• TASK PROMPT: List each line of the data that holds the string "this".

• MATERIAL PROVIDED:
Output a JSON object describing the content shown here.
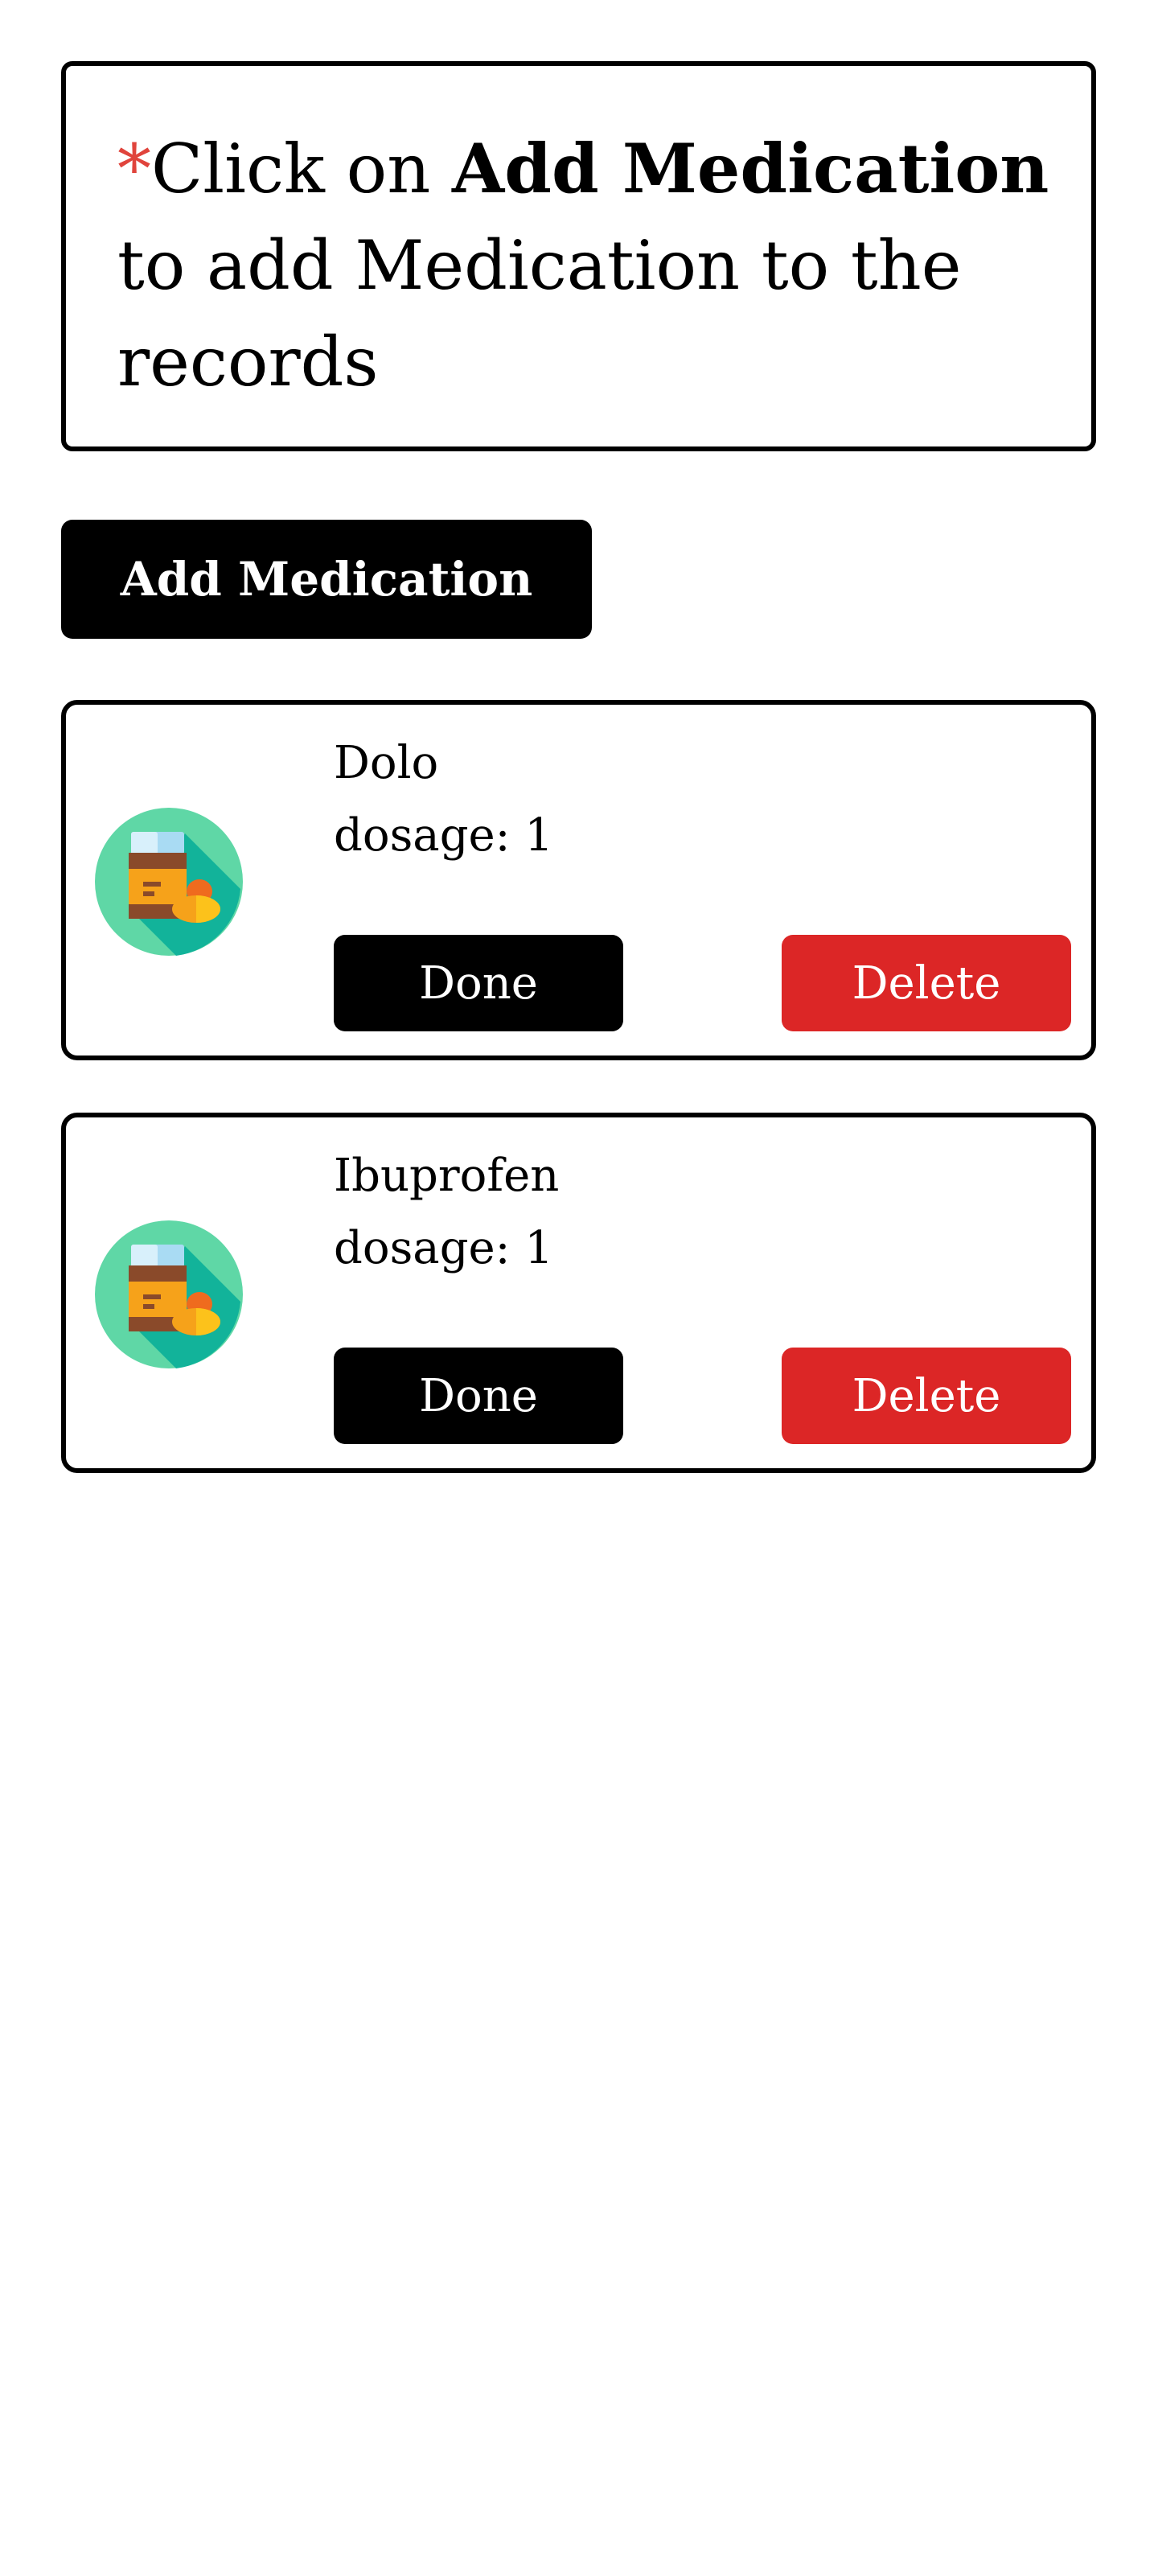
{
  "instruction": {
    "required_mark": "*",
    "prefix": "Click on ",
    "emphasis": "Add Medication",
    "suffix": " to add Medication to the records"
  },
  "add_button_label": "Add Medication",
  "medications": [
    {
      "name": "Dolo",
      "dosage_label": "dosage: 1",
      "done_label": "Done",
      "delete_label": "Delete",
      "icon": "medicine-bottle-icon"
    },
    {
      "name": "Ibuprofen",
      "dosage_label": "dosage: 1",
      "done_label": "Done",
      "delete_label": "Delete",
      "icon": "medicine-bottle-icon"
    }
  ],
  "colors": {
    "accent": "#000000",
    "danger": "#dc2626",
    "required": "#e0443c",
    "icon_circle": "#5fd7a6",
    "icon_shadow": "#12b39a"
  }
}
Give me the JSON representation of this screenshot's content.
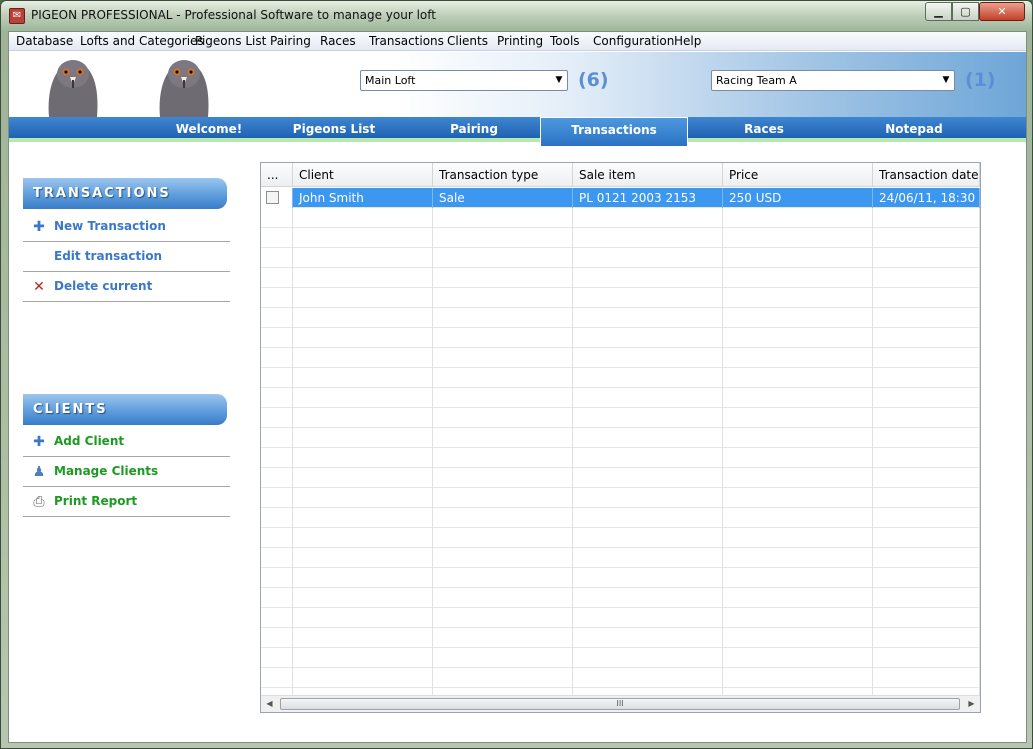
{
  "window": {
    "title": "PIGEON PROFESSIONAL - Professional Software to manage your loft",
    "controls": {
      "minimize": "▁",
      "maximize": "▢",
      "close": "✕"
    }
  },
  "menu": [
    "Database",
    "Lofts and Categories",
    "Pigeons List",
    "Pairing",
    "Races",
    "Transactions",
    "Clients",
    "Printing",
    "Tools",
    "Configuration",
    "Help"
  ],
  "header": {
    "loft_select": "Main Loft",
    "loft_count": "(6)",
    "team_select": "Racing Team A",
    "team_count": "(1)"
  },
  "tabs": [
    "Welcome!",
    "Pigeons List",
    "Pairing",
    "Transactions",
    "Races",
    "Notepad"
  ],
  "active_tab": "Transactions",
  "sidebar": {
    "transactions_title": "TRANSACTIONS",
    "transactions_links": [
      {
        "label": "New Transaction",
        "icon": "plus-icon"
      },
      {
        "label": "Edit transaction",
        "icon": ""
      },
      {
        "label": "Delete current",
        "icon": "delete-x-icon"
      }
    ],
    "clients_title": "CLIENTS",
    "clients_links": [
      {
        "label": "Add Client",
        "icon": "plus-icon"
      },
      {
        "label": "Manage Clients",
        "icon": "user-icon"
      },
      {
        "label": "Print Report",
        "icon": "printer-icon"
      }
    ]
  },
  "grid": {
    "columns": [
      "...",
      "Client",
      "Transaction type",
      "Sale item",
      "Price",
      "Transaction date"
    ],
    "rows": [
      {
        "client": "John Smith",
        "type": "Sale",
        "item": "PL 0121 2003 2153",
        "price": "250 USD",
        "date": "24/06/11, 18:30"
      }
    ],
    "scroll_thumb": "III"
  },
  "colors": {
    "accent": "#2a72c3",
    "link_blue": "#3b78c8",
    "link_green": "#1c9a23",
    "selection": "#3c97f0"
  }
}
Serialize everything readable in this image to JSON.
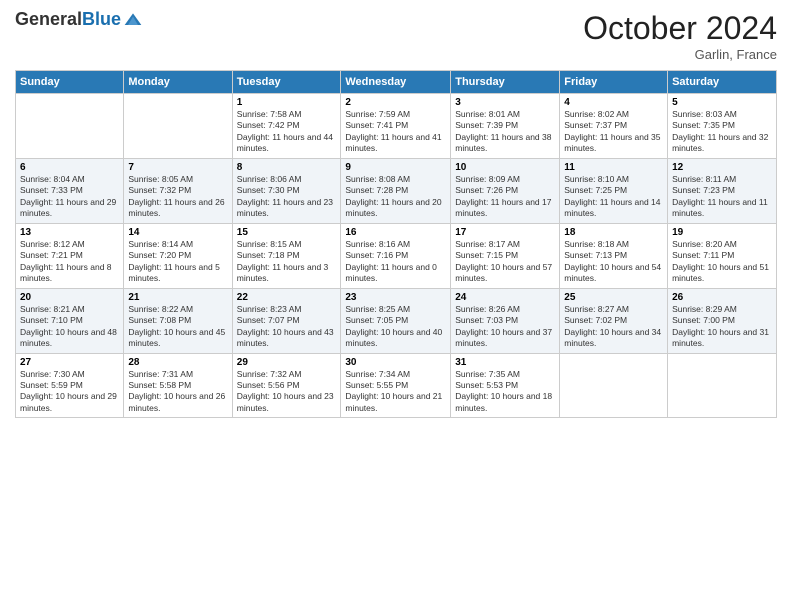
{
  "header": {
    "logo_line1": "General",
    "logo_line2": "Blue",
    "month_title": "October 2024",
    "location": "Garlin, France"
  },
  "days_of_week": [
    "Sunday",
    "Monday",
    "Tuesday",
    "Wednesday",
    "Thursday",
    "Friday",
    "Saturday"
  ],
  "weeks": [
    [
      {
        "day": "",
        "info": ""
      },
      {
        "day": "",
        "info": ""
      },
      {
        "day": "1",
        "info": "Sunrise: 7:58 AM\nSunset: 7:42 PM\nDaylight: 11 hours and 44 minutes."
      },
      {
        "day": "2",
        "info": "Sunrise: 7:59 AM\nSunset: 7:41 PM\nDaylight: 11 hours and 41 minutes."
      },
      {
        "day": "3",
        "info": "Sunrise: 8:01 AM\nSunset: 7:39 PM\nDaylight: 11 hours and 38 minutes."
      },
      {
        "day": "4",
        "info": "Sunrise: 8:02 AM\nSunset: 7:37 PM\nDaylight: 11 hours and 35 minutes."
      },
      {
        "day": "5",
        "info": "Sunrise: 8:03 AM\nSunset: 7:35 PM\nDaylight: 11 hours and 32 minutes."
      }
    ],
    [
      {
        "day": "6",
        "info": "Sunrise: 8:04 AM\nSunset: 7:33 PM\nDaylight: 11 hours and 29 minutes."
      },
      {
        "day": "7",
        "info": "Sunrise: 8:05 AM\nSunset: 7:32 PM\nDaylight: 11 hours and 26 minutes."
      },
      {
        "day": "8",
        "info": "Sunrise: 8:06 AM\nSunset: 7:30 PM\nDaylight: 11 hours and 23 minutes."
      },
      {
        "day": "9",
        "info": "Sunrise: 8:08 AM\nSunset: 7:28 PM\nDaylight: 11 hours and 20 minutes."
      },
      {
        "day": "10",
        "info": "Sunrise: 8:09 AM\nSunset: 7:26 PM\nDaylight: 11 hours and 17 minutes."
      },
      {
        "day": "11",
        "info": "Sunrise: 8:10 AM\nSunset: 7:25 PM\nDaylight: 11 hours and 14 minutes."
      },
      {
        "day": "12",
        "info": "Sunrise: 8:11 AM\nSunset: 7:23 PM\nDaylight: 11 hours and 11 minutes."
      }
    ],
    [
      {
        "day": "13",
        "info": "Sunrise: 8:12 AM\nSunset: 7:21 PM\nDaylight: 11 hours and 8 minutes."
      },
      {
        "day": "14",
        "info": "Sunrise: 8:14 AM\nSunset: 7:20 PM\nDaylight: 11 hours and 5 minutes."
      },
      {
        "day": "15",
        "info": "Sunrise: 8:15 AM\nSunset: 7:18 PM\nDaylight: 11 hours and 3 minutes."
      },
      {
        "day": "16",
        "info": "Sunrise: 8:16 AM\nSunset: 7:16 PM\nDaylight: 11 hours and 0 minutes."
      },
      {
        "day": "17",
        "info": "Sunrise: 8:17 AM\nSunset: 7:15 PM\nDaylight: 10 hours and 57 minutes."
      },
      {
        "day": "18",
        "info": "Sunrise: 8:18 AM\nSunset: 7:13 PM\nDaylight: 10 hours and 54 minutes."
      },
      {
        "day": "19",
        "info": "Sunrise: 8:20 AM\nSunset: 7:11 PM\nDaylight: 10 hours and 51 minutes."
      }
    ],
    [
      {
        "day": "20",
        "info": "Sunrise: 8:21 AM\nSunset: 7:10 PM\nDaylight: 10 hours and 48 minutes."
      },
      {
        "day": "21",
        "info": "Sunrise: 8:22 AM\nSunset: 7:08 PM\nDaylight: 10 hours and 45 minutes."
      },
      {
        "day": "22",
        "info": "Sunrise: 8:23 AM\nSunset: 7:07 PM\nDaylight: 10 hours and 43 minutes."
      },
      {
        "day": "23",
        "info": "Sunrise: 8:25 AM\nSunset: 7:05 PM\nDaylight: 10 hours and 40 minutes."
      },
      {
        "day": "24",
        "info": "Sunrise: 8:26 AM\nSunset: 7:03 PM\nDaylight: 10 hours and 37 minutes."
      },
      {
        "day": "25",
        "info": "Sunrise: 8:27 AM\nSunset: 7:02 PM\nDaylight: 10 hours and 34 minutes."
      },
      {
        "day": "26",
        "info": "Sunrise: 8:29 AM\nSunset: 7:00 PM\nDaylight: 10 hours and 31 minutes."
      }
    ],
    [
      {
        "day": "27",
        "info": "Sunrise: 7:30 AM\nSunset: 5:59 PM\nDaylight: 10 hours and 29 minutes."
      },
      {
        "day": "28",
        "info": "Sunrise: 7:31 AM\nSunset: 5:58 PM\nDaylight: 10 hours and 26 minutes."
      },
      {
        "day": "29",
        "info": "Sunrise: 7:32 AM\nSunset: 5:56 PM\nDaylight: 10 hours and 23 minutes."
      },
      {
        "day": "30",
        "info": "Sunrise: 7:34 AM\nSunset: 5:55 PM\nDaylight: 10 hours and 21 minutes."
      },
      {
        "day": "31",
        "info": "Sunrise: 7:35 AM\nSunset: 5:53 PM\nDaylight: 10 hours and 18 minutes."
      },
      {
        "day": "",
        "info": ""
      },
      {
        "day": "",
        "info": ""
      }
    ]
  ]
}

• TASK RESPONSE:
Give me the JSON representation of this screenshot's content.
Serialize everything readable in this image to JSON.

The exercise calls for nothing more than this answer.